_DATA ENTRIES_
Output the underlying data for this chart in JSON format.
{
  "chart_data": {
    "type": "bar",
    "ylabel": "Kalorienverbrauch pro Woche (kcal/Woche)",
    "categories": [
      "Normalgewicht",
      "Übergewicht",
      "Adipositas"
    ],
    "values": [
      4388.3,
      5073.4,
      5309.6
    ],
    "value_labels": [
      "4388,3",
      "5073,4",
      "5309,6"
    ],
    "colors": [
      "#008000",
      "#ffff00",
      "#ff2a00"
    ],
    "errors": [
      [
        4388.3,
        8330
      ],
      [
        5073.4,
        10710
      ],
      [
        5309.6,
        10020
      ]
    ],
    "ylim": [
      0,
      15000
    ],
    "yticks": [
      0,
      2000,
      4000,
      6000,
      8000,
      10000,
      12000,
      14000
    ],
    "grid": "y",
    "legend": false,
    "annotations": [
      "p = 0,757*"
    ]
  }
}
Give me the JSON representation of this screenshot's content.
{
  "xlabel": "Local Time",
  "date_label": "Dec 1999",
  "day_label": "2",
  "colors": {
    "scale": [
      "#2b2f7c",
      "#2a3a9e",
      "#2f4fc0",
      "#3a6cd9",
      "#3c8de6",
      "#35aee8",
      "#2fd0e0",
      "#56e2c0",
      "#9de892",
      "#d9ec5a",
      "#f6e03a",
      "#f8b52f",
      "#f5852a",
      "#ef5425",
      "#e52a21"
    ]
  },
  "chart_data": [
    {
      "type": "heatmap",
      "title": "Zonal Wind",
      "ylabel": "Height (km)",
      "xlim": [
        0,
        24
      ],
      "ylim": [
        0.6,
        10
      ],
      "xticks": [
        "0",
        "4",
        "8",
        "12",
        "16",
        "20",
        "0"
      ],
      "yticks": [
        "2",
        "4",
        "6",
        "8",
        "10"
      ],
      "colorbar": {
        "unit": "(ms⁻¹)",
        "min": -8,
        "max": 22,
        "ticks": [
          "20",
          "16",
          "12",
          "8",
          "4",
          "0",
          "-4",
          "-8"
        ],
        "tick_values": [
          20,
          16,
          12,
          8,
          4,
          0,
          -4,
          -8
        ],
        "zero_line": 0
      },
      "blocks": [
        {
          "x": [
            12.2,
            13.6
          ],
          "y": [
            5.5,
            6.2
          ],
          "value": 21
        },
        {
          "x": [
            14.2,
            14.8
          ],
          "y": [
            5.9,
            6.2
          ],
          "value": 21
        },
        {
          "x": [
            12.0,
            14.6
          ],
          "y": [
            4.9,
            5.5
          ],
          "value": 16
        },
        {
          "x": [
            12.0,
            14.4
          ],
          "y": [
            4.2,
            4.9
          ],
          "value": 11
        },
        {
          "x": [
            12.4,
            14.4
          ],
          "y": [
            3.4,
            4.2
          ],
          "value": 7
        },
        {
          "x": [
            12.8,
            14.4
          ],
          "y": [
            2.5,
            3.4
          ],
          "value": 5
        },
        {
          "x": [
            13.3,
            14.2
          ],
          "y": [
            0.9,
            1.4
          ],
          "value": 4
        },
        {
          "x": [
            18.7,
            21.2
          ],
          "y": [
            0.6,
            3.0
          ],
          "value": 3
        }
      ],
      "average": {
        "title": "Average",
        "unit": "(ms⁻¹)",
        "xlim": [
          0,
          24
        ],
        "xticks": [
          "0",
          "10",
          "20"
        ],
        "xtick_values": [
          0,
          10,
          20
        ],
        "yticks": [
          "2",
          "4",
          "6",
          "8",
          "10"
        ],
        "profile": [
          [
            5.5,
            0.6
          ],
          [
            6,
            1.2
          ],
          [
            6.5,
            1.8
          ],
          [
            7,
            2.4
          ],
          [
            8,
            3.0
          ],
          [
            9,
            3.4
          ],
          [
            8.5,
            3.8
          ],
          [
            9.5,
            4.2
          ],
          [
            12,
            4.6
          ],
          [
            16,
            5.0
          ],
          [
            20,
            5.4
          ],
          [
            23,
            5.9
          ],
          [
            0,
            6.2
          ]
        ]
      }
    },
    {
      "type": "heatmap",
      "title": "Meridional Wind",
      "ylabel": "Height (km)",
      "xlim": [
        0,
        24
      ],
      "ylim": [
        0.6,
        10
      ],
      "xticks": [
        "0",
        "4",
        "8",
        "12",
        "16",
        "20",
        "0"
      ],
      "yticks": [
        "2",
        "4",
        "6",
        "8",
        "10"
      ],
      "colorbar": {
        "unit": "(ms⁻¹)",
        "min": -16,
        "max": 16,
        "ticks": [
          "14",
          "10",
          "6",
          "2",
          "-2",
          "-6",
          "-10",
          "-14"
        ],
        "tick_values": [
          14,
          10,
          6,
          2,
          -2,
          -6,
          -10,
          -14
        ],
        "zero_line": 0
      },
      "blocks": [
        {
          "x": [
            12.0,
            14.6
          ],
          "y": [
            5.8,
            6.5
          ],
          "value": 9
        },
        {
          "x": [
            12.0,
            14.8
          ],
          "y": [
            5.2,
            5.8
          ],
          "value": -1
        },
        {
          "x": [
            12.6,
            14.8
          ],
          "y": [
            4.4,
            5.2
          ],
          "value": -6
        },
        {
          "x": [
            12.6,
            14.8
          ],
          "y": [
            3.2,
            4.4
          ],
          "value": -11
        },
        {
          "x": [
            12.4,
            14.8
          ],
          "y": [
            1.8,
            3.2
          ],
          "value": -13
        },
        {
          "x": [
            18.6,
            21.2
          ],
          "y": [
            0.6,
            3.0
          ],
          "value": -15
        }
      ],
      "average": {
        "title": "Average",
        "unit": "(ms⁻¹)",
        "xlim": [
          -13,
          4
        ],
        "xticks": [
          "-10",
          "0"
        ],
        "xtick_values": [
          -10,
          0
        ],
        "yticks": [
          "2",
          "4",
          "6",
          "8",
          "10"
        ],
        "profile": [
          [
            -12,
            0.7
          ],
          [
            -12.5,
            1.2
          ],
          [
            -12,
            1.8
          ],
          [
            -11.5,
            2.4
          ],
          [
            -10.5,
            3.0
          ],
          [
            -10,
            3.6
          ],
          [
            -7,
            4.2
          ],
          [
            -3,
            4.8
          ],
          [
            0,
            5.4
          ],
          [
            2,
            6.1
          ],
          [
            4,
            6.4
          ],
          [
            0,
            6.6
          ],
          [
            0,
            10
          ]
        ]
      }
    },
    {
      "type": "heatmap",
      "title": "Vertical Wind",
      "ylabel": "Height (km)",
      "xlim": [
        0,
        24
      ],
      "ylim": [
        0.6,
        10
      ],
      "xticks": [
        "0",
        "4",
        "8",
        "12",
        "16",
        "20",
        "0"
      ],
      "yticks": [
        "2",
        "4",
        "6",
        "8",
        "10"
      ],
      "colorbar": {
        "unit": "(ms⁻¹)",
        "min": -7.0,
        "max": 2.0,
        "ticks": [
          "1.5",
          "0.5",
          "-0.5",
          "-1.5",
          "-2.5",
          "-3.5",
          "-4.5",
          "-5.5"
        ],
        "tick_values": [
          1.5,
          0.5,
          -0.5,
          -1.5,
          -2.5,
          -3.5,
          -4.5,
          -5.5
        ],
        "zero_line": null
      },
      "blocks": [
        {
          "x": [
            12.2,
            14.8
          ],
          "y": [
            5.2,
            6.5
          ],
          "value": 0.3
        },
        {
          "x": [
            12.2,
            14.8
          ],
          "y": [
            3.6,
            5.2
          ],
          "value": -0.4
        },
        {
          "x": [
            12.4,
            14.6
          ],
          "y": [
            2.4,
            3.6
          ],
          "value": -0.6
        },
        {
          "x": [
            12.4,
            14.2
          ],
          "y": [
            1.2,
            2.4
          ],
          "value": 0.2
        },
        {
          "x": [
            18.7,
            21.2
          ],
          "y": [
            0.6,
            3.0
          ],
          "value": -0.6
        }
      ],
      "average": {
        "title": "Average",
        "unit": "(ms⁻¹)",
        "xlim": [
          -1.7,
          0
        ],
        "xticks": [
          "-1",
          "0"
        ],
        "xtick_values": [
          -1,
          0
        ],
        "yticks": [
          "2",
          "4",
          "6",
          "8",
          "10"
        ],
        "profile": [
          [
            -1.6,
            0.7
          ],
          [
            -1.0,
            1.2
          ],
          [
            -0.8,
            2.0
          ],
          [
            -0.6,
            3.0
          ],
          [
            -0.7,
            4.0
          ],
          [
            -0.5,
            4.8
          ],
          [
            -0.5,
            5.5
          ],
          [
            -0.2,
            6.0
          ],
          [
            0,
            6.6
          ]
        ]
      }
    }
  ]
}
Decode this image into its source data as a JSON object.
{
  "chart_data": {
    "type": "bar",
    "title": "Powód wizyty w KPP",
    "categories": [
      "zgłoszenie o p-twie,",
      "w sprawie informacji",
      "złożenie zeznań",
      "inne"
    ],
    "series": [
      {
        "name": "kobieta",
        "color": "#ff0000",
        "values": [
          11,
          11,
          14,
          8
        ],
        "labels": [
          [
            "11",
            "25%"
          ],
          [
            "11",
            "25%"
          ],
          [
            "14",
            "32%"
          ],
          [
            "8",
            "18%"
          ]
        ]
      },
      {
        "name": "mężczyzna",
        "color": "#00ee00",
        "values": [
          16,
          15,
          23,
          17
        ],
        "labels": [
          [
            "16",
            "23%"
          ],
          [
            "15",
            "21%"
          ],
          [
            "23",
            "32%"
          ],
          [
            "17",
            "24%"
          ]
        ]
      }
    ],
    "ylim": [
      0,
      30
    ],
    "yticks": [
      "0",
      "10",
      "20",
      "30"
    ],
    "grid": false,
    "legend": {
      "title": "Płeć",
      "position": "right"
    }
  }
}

_WHAT TO PRODUCE_
Only the lines from the one containing "Decode this image" to the end of the records should be repeated, exactly as they appear.

_ANSWER_
Decode this image into its source data as a JSON object.
{
  "chart_data": {
    "type": "bar",
    "title": "Powód wizyty w KPP",
    "categories": [
      "zgłoszenie o p-twie,",
      "w sprawie informacji",
      "złożenie zeznań",
      "inne"
    ],
    "series": [
      {
        "name": "kobieta",
        "color": "#ff0000",
        "values": [
          11,
          11,
          14,
          8
        ],
        "labels": [
          [
            "11",
            "25%"
          ],
          [
            "11",
            "25%"
          ],
          [
            "14",
            "32%"
          ],
          [
            "8",
            "18%"
          ]
        ]
      },
      {
        "name": "mężczyzna",
        "color": "#00ee00",
        "values": [
          16,
          15,
          23,
          17
        ],
        "labels": [
          [
            "16",
            "23%"
          ],
          [
            "15",
            "21%"
          ],
          [
            "23",
            "32%"
          ],
          [
            "17",
            "24%"
          ]
        ]
      }
    ],
    "ylim": [
      0,
      30
    ],
    "yticks": [
      "0",
      "10",
      "20",
      "30"
    ],
    "grid": false,
    "legend": {
      "title": "Płeć",
      "position": "right"
    }
  }
}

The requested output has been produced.